[GIVEN DATA]
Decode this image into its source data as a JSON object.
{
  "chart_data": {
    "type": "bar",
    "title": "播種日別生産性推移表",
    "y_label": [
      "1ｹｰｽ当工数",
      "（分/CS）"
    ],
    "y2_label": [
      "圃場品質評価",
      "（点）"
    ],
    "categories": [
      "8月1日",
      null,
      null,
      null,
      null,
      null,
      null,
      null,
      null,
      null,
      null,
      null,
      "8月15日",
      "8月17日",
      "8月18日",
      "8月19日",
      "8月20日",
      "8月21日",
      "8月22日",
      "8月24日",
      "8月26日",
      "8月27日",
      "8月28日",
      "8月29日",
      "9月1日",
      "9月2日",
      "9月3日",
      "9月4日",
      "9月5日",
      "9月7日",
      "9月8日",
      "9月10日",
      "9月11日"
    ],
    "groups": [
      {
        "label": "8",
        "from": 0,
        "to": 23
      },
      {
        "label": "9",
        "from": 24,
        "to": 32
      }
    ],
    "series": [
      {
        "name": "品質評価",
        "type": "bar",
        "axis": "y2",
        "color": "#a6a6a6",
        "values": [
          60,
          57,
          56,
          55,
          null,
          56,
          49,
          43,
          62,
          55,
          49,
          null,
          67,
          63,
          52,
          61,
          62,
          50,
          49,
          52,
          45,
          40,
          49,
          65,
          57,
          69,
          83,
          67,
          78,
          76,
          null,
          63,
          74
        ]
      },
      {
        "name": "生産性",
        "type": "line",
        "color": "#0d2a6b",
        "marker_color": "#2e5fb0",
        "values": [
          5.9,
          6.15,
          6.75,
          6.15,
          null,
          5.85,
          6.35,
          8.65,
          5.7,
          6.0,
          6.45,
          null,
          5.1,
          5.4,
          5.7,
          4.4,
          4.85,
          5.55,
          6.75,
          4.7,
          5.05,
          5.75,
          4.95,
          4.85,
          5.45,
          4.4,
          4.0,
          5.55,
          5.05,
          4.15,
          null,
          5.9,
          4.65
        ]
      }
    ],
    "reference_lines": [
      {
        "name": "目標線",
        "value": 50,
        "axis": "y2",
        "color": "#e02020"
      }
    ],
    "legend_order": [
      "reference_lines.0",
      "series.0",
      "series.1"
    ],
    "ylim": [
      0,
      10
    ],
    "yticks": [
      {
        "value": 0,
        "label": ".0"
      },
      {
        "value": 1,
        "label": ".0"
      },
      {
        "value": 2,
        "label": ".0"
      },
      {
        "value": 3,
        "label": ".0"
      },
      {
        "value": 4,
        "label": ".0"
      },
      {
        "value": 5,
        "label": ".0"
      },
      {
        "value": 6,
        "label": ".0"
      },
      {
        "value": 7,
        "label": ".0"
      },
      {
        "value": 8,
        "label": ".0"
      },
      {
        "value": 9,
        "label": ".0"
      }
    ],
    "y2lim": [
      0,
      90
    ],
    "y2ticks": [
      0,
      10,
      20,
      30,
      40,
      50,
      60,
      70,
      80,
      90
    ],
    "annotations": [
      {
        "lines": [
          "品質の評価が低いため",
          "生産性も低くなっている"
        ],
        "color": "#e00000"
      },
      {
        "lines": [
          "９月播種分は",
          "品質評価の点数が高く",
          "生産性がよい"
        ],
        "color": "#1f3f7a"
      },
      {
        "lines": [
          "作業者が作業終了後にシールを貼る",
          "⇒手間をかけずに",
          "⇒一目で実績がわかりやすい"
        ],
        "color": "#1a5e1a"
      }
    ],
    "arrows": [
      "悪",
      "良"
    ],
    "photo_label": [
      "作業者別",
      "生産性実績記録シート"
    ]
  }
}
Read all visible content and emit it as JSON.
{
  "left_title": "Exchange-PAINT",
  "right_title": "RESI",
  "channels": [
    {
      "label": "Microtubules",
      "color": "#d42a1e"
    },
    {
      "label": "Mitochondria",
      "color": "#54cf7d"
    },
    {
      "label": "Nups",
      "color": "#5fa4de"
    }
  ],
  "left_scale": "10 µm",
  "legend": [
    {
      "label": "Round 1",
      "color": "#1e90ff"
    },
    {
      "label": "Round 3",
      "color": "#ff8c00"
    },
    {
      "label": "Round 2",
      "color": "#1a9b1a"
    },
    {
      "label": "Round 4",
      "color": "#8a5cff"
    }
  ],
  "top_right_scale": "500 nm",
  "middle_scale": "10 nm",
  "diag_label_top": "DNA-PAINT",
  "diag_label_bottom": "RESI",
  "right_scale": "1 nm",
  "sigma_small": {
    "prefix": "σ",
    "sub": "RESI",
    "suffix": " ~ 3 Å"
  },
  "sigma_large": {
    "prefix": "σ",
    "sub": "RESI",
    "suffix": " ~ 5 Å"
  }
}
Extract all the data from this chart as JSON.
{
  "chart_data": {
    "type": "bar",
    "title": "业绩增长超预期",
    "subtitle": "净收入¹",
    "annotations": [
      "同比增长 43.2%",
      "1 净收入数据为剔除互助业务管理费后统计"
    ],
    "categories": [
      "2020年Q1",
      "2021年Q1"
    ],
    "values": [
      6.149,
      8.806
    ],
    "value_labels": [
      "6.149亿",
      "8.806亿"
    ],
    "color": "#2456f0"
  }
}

[REQUIREMENT] Check the data for the word "PAINT" and pull out the lines that have it.

[RESPONSE FOR THIS EXERCISE]
  "left_title": "Exchange-PAINT",
  "diag_label_top": "DNA-PAINT",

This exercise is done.